## Start MATERIAL SHOWN

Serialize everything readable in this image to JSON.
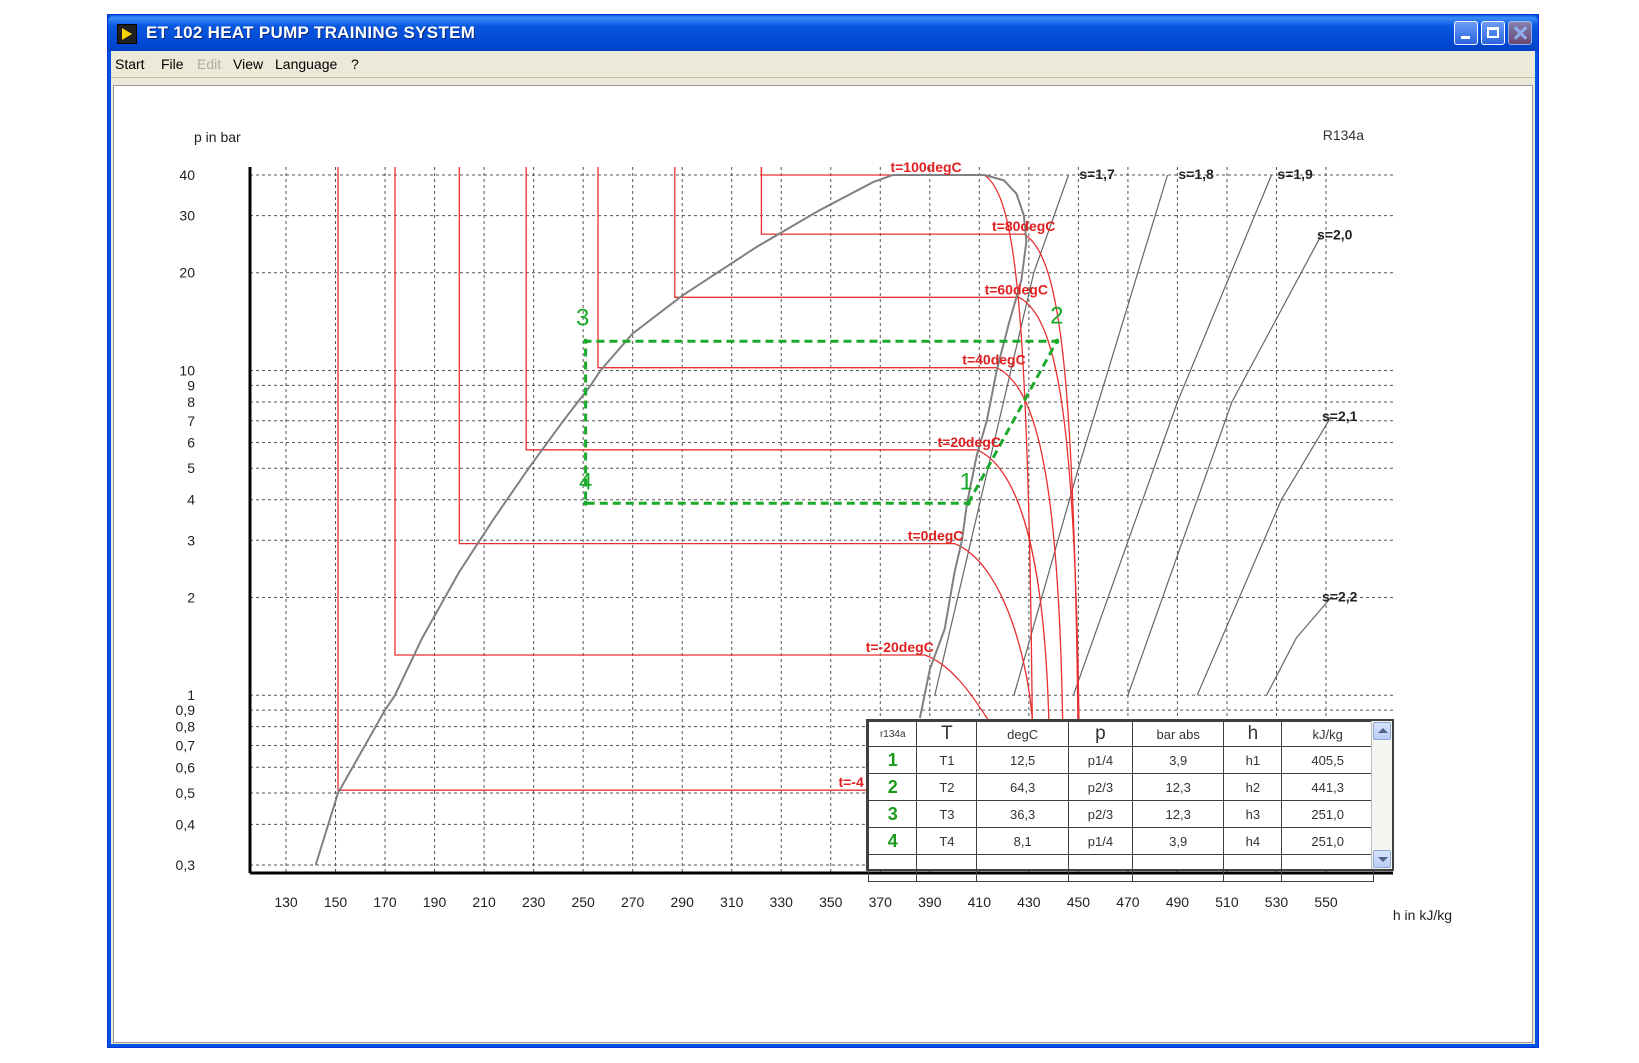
{
  "window": {
    "title": "ET 102 HEAT PUMP TRAINING SYSTEM"
  },
  "menu": [
    {
      "label": "Start",
      "enabled": true
    },
    {
      "label": "File",
      "enabled": true
    },
    {
      "label": "Edit",
      "enabled": false
    },
    {
      "label": "View",
      "enabled": true
    },
    {
      "label": "Language",
      "enabled": true
    },
    {
      "label": "?",
      "enabled": true
    }
  ],
  "chart_data": {
    "type": "line",
    "title": "R134a",
    "ylabel": "p in bar",
    "xlabel": "h in kJ/kg",
    "y_scale": "log",
    "xlim": [
      120,
      560
    ],
    "ylim": [
      0.3,
      40
    ],
    "grid": true,
    "x_ticks": [
      130,
      150,
      170,
      190,
      210,
      230,
      250,
      270,
      290,
      310,
      330,
      350,
      370,
      390,
      410,
      430,
      450,
      470,
      490,
      510,
      530,
      550
    ],
    "y_ticks": [
      {
        "value": 40,
        "label": "40"
      },
      {
        "value": 30,
        "label": "30"
      },
      {
        "value": 20,
        "label": "20"
      },
      {
        "value": 10,
        "label": "10"
      },
      {
        "value": 9,
        "label": "9"
      },
      {
        "value": 8,
        "label": "8"
      },
      {
        "value": 7,
        "label": "7"
      },
      {
        "value": 6,
        "label": "6"
      },
      {
        "value": 5,
        "label": "5"
      },
      {
        "value": 4,
        "label": "4"
      },
      {
        "value": 3,
        "label": "3"
      },
      {
        "value": 2,
        "label": "2"
      },
      {
        "value": 1,
        "label": "1"
      },
      {
        "value": 0.9,
        "label": "0,9"
      },
      {
        "value": 0.8,
        "label": "0,8"
      },
      {
        "value": 0.7,
        "label": "0,7"
      },
      {
        "value": 0.6,
        "label": "0,6"
      },
      {
        "value": 0.5,
        "label": "0,5"
      },
      {
        "value": 0.4,
        "label": "0,4"
      },
      {
        "value": 0.3,
        "label": "0,3"
      }
    ],
    "saturated_liquid": [
      [
        142,
        0.3
      ],
      [
        151,
        0.5
      ],
      [
        170,
        0.9
      ],
      [
        174,
        1.0
      ],
      [
        185,
        1.5
      ],
      [
        200,
        2.4
      ],
      [
        214,
        3.5
      ],
      [
        228,
        5.0
      ],
      [
        242,
        7.0
      ],
      [
        253,
        9.0
      ],
      [
        257,
        10.0
      ],
      [
        270,
        13.0
      ],
      [
        290,
        17.0
      ],
      [
        320,
        24.0
      ],
      [
        345,
        31.0
      ],
      [
        367,
        38.0
      ],
      [
        375,
        40.0
      ]
    ],
    "saturated_vapor": [
      [
        386,
        0.85
      ],
      [
        390,
        1.2
      ],
      [
        396,
        1.6
      ],
      [
        400,
        2.4
      ],
      [
        403,
        3.0
      ],
      [
        405,
        3.9
      ],
      [
        409,
        5.5
      ],
      [
        413,
        7.0
      ],
      [
        417,
        10.0
      ],
      [
        422,
        14.0
      ],
      [
        427,
        19.0
      ],
      [
        429,
        25.0
      ],
      [
        428,
        30.0
      ],
      [
        425,
        35.0
      ],
      [
        420,
        38.5
      ],
      [
        412,
        40.0
      ]
    ],
    "critical_line": {
      "h1": 375,
      "h2": 412,
      "p": 40
    },
    "isotherms": [
      {
        "label": "t=100degC",
        "h_liquid": 322,
        "h_vapor": 412,
        "p": 40,
        "label_h": 383
      },
      {
        "label": "t=80degC",
        "h_liquid": 322,
        "h_vapor": 428,
        "p": 26.3,
        "label_h": 424
      },
      {
        "label": "t=60degC",
        "h_liquid": 287,
        "h_vapor": 426,
        "p": 16.8,
        "label_h": 421
      },
      {
        "label": "t=40degC",
        "h_liquid": 256,
        "h_vapor": 417,
        "p": 10.2,
        "label_h": 412
      },
      {
        "label": "t=20degC",
        "h_liquid": 227,
        "h_vapor": 409,
        "p": 5.7,
        "label_h": 402
      },
      {
        "label": "t=0degC",
        "h_liquid": 200,
        "h_vapor": 400,
        "p": 2.93,
        "label_h": 390
      },
      {
        "label": "t=-20degC",
        "h_liquid": 174,
        "h_vapor": 388,
        "p": 1.33,
        "label_h": 373
      },
      {
        "label": "t=-4",
        "h_liquid": 151,
        "h_vapor": 378,
        "p": 0.51,
        "label_h": 362
      }
    ],
    "isentropes": [
      {
        "label": "s=1,7",
        "points": [
          [
            392,
            1.0
          ],
          [
            432,
            20.0
          ],
          [
            446,
            40.0
          ]
        ],
        "label_at": [
          452,
          40
        ]
      },
      {
        "label": "s=1,8",
        "points": [
          [
            424,
            1.0
          ],
          [
            450,
            5.0
          ],
          [
            486,
            40.0
          ]
        ],
        "label_at": [
          492,
          40
        ]
      },
      {
        "label": "s=1,9",
        "points": [
          [
            448,
            1.0
          ],
          [
            490,
            8.0
          ],
          [
            528,
            40.0
          ]
        ],
        "label_at": [
          532,
          40
        ]
      },
      {
        "label": "s=2,0",
        "points": [
          [
            470,
            1.0
          ],
          [
            512,
            8.0
          ],
          [
            548,
            26.0
          ]
        ],
        "label_at": [
          548,
          26
        ]
      },
      {
        "label": "s=2,1",
        "points": [
          [
            498,
            1.0
          ],
          [
            532,
            4.0
          ],
          [
            552,
            7.2
          ]
        ],
        "label_at": [
          550,
          7.2
        ]
      },
      {
        "label": "s=2,2",
        "points": [
          [
            526,
            1.0
          ],
          [
            538,
            1.5
          ],
          [
            552,
            2.0
          ]
        ],
        "label_at": [
          550,
          2.0
        ]
      }
    ],
    "cycle": {
      "series_color": "#1aaa2a",
      "points": [
        {
          "id": "1",
          "h": 405.5,
          "p": 3.9
        },
        {
          "id": "2",
          "h": 441.3,
          "p": 12.3
        },
        {
          "id": "3",
          "h": 251.0,
          "p": 12.3
        },
        {
          "id": "4",
          "h": 251.0,
          "p": 3.9
        }
      ]
    }
  },
  "table": {
    "header": [
      "r134a",
      "T",
      "degC",
      "p",
      "bar abs",
      "h",
      "kJ/kg"
    ],
    "rows": [
      {
        "num": "1",
        "t_label": "T1",
        "t_value": "12,5",
        "p_label": "p1/4",
        "p_value": "3,9",
        "h_label": "h1",
        "h_value": "405,5"
      },
      {
        "num": "2",
        "t_label": "T2",
        "t_value": "64,3",
        "p_label": "p2/3",
        "p_value": "12,3",
        "h_label": "h2",
        "h_value": "441,3"
      },
      {
        "num": "3",
        "t_label": "T3",
        "t_value": "36,3",
        "p_label": "p2/3",
        "p_value": "12,3",
        "h_label": "h3",
        "h_value": "251,0"
      },
      {
        "num": "4",
        "t_label": "T4",
        "t_value": "8,1",
        "p_label": "p1/4",
        "p_value": "3,9",
        "h_label": "h4",
        "h_value": "251,0"
      }
    ]
  }
}
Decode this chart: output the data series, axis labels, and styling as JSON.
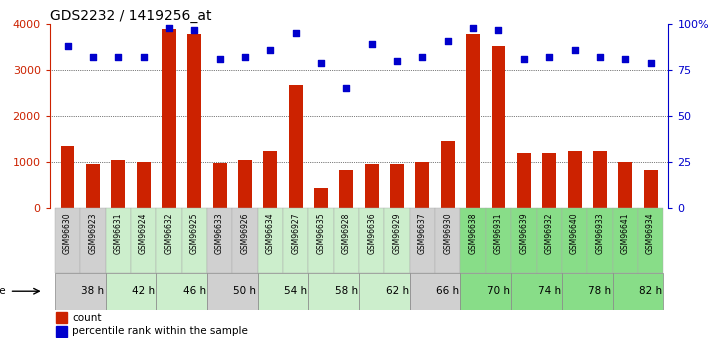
{
  "title": "GDS2232 / 1419256_at",
  "samples": [
    "GSM96630",
    "GSM96923",
    "GSM96631",
    "GSM96924",
    "GSM96632",
    "GSM96925",
    "GSM96633",
    "GSM96926",
    "GSM96634",
    "GSM96927",
    "GSM96635",
    "GSM96928",
    "GSM96636",
    "GSM96929",
    "GSM96637",
    "GSM96930",
    "GSM96638",
    "GSM96931",
    "GSM96639",
    "GSM96932",
    "GSM96640",
    "GSM96933",
    "GSM96641",
    "GSM96934"
  ],
  "counts": [
    1350,
    960,
    1030,
    1000,
    3900,
    3780,
    970,
    1040,
    1230,
    2680,
    430,
    820,
    960,
    960,
    1000,
    1450,
    3780,
    3520,
    1200,
    1200,
    1230,
    1230,
    1000,
    820
  ],
  "percentiles": [
    88,
    82,
    82,
    82,
    98,
    97,
    81,
    82,
    86,
    95,
    79,
    65,
    89,
    80,
    82,
    91,
    98,
    97,
    81,
    82,
    86,
    82,
    81,
    79
  ],
  "time_groups": [
    {
      "label": "38 h",
      "start": 0,
      "end": 2,
      "color": "#d0d0d0"
    },
    {
      "label": "42 h",
      "start": 2,
      "end": 4,
      "color": "#cceecc"
    },
    {
      "label": "46 h",
      "start": 4,
      "end": 6,
      "color": "#cceecc"
    },
    {
      "label": "50 h",
      "start": 6,
      "end": 8,
      "color": "#d0d0d0"
    },
    {
      "label": "54 h",
      "start": 8,
      "end": 10,
      "color": "#cceecc"
    },
    {
      "label": "58 h",
      "start": 10,
      "end": 12,
      "color": "#cceecc"
    },
    {
      "label": "62 h",
      "start": 12,
      "end": 14,
      "color": "#cceecc"
    },
    {
      "label": "66 h",
      "start": 14,
      "end": 16,
      "color": "#d0d0d0"
    },
    {
      "label": "70 h",
      "start": 16,
      "end": 18,
      "color": "#88dd88"
    },
    {
      "label": "74 h",
      "start": 18,
      "end": 20,
      "color": "#88dd88"
    },
    {
      "label": "78 h",
      "start": 20,
      "end": 22,
      "color": "#88dd88"
    },
    {
      "label": "82 h",
      "start": 22,
      "end": 24,
      "color": "#88dd88"
    }
  ],
  "sample_group_colors": [
    "#d0d0d0",
    "#d0d0d0",
    "#cceecc",
    "#cceecc",
    "#cceecc",
    "#cceecc",
    "#d0d0d0",
    "#d0d0d0",
    "#cceecc",
    "#cceecc",
    "#cceecc",
    "#cceecc",
    "#cceecc",
    "#cceecc",
    "#d0d0d0",
    "#d0d0d0",
    "#88dd88",
    "#88dd88",
    "#88dd88",
    "#88dd88",
    "#88dd88",
    "#88dd88",
    "#88dd88",
    "#88dd88"
  ],
  "bar_color": "#cc2200",
  "dot_color": "#0000cc",
  "ylim_left": [
    0,
    4000
  ],
  "ylim_right": [
    0,
    100
  ],
  "yticks_left": [
    0,
    1000,
    2000,
    3000,
    4000
  ],
  "yticks_right": [
    0,
    25,
    50,
    75,
    100
  ],
  "bg_color": "#ffffff",
  "title_fontsize": 10,
  "tick_fontsize": 8,
  "sample_label_fontsize": 5.5
}
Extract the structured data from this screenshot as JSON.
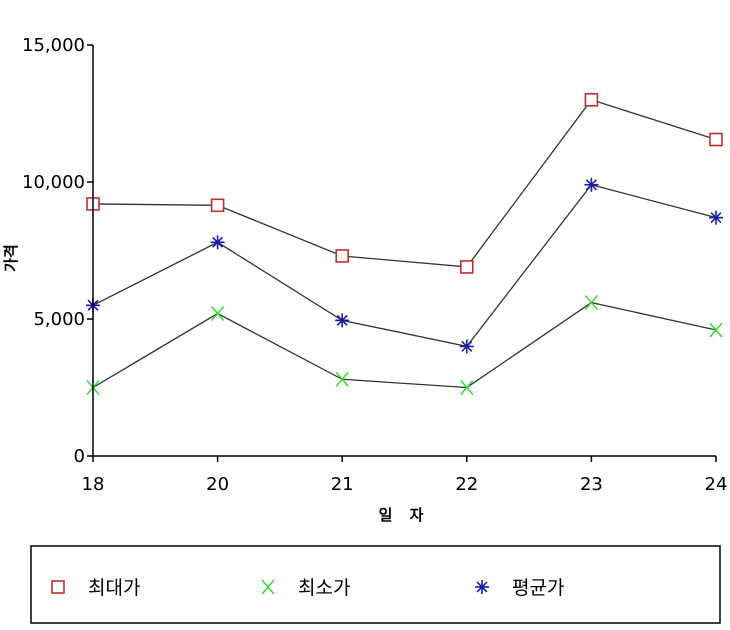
{
  "chart_data": {
    "type": "line",
    "xlabel": "일 자",
    "ylabel": "가격",
    "ylim": [
      0,
      15000
    ],
    "yticks": [
      0,
      5000,
      10000,
      15000
    ],
    "ytick_labels": [
      "0",
      "5,000",
      "10,000",
      "15,000"
    ],
    "categories": [
      "18",
      "20",
      "21",
      "22",
      "23",
      "24"
    ],
    "series": [
      {
        "name": "최대가",
        "marker": "square",
        "marker_color": "#c0302a",
        "values": [
          9200,
          9150,
          7300,
          6900,
          13000,
          11550
        ]
      },
      {
        "name": "최소가",
        "marker": "x",
        "marker_color": "#33dd33",
        "values": [
          2500,
          5200,
          2800,
          2500,
          5600,
          4600
        ]
      },
      {
        "name": "평균가",
        "marker": "asterisk",
        "marker_color": "#1a1aaa",
        "values": [
          5500,
          7800,
          4950,
          4000,
          9900,
          8700
        ]
      }
    ],
    "line_color": "#333333",
    "grid": false,
    "legend_position": "bottom"
  }
}
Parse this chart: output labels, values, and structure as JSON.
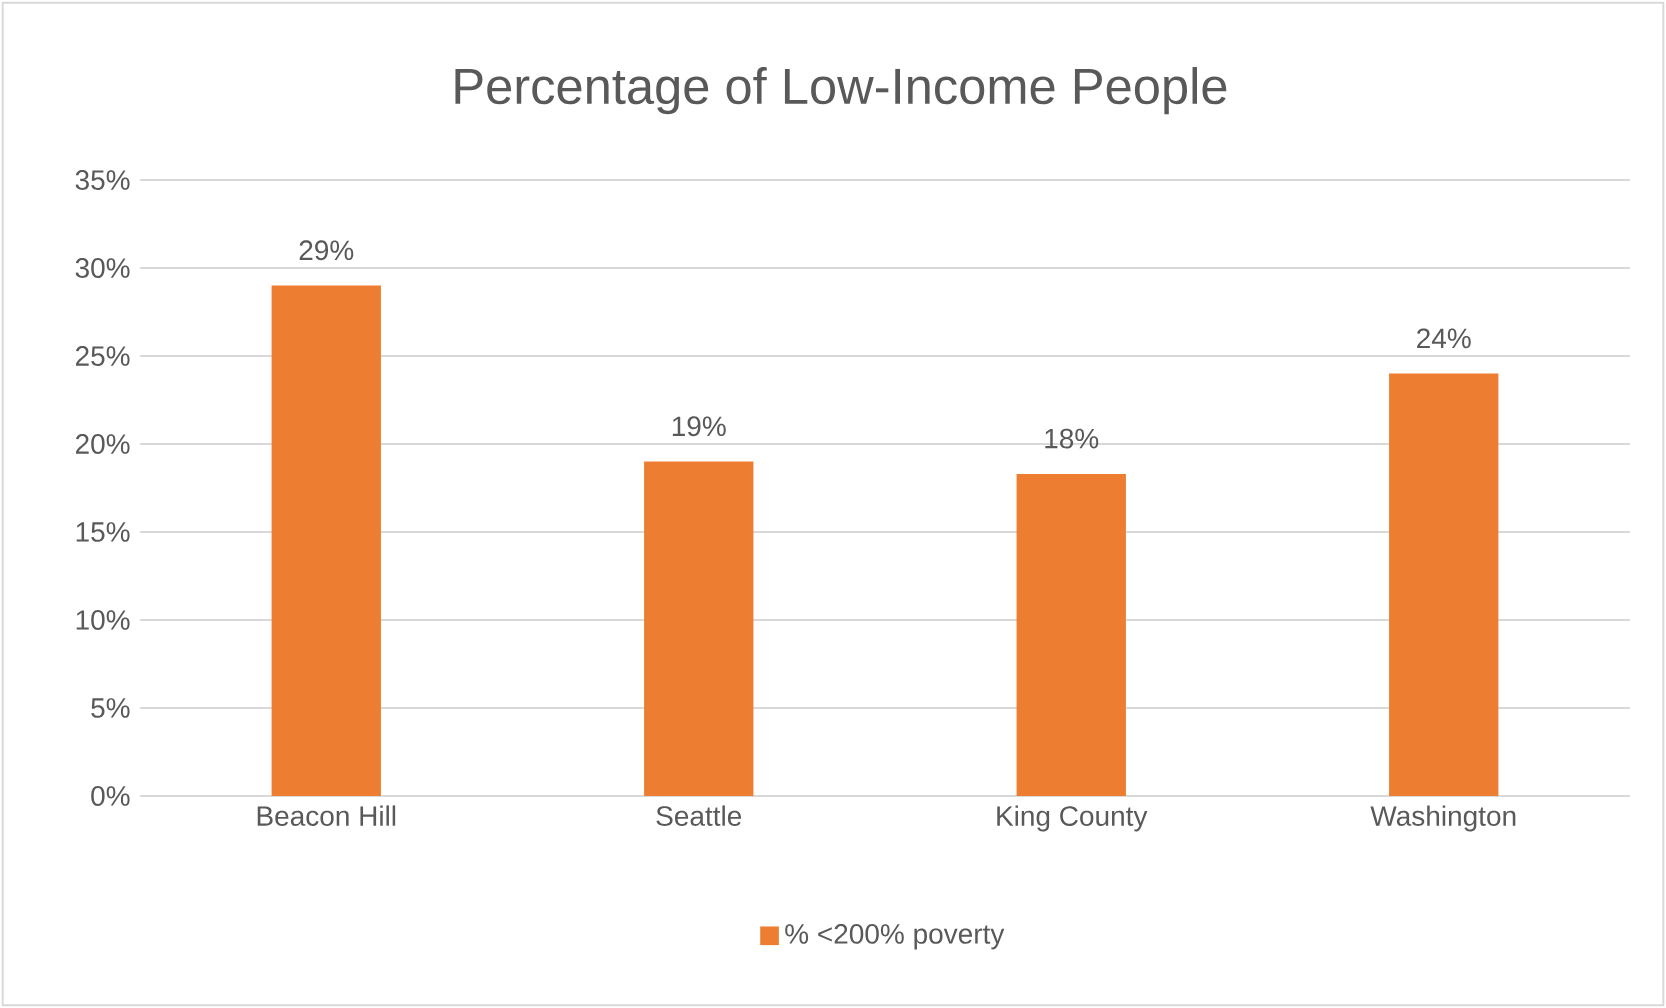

## End MATERIAL SHOWN

__CHALLENGE__: Copy out, unchanged, the span of lines beginning with the one that includes "Extract the structured" and running through the final line of the material above. Leave the pictures out.

__WRITTEN ANSWER__:
Extract the structured data from this screenshot as JSON.
{
  "chart_data": {
    "type": "line",
    "xlabel": "일 자",
    "ylabel": "가격",
    "ylim": [
      0,
      15000
    ],
    "yticks": [
      0,
      5000,
      10000,
      15000
    ],
    "ytick_labels": [
      "0",
      "5,000",
      "10,000",
      "15,000"
    ],
    "categories": [
      "18",
      "20",
      "21",
      "22",
      "23",
      "24"
    ],
    "series": [
      {
        "name": "최대가",
        "marker": "square",
        "marker_color": "#c0302a",
        "values": [
          9200,
          9150,
          7300,
          6900,
          13000,
          11550
        ]
      },
      {
        "name": "최소가",
        "marker": "x",
        "marker_color": "#33dd33",
        "values": [
          2500,
          5200,
          2800,
          2500,
          5600,
          4600
        ]
      },
      {
        "name": "평균가",
        "marker": "asterisk",
        "marker_color": "#1a1aaa",
        "values": [
          5500,
          7800,
          4950,
          4000,
          9900,
          8700
        ]
      }
    ],
    "line_color": "#333333",
    "grid": false,
    "legend_position": "bottom"
  }
}
Parse this chart: output labels, values, and structure as JSON.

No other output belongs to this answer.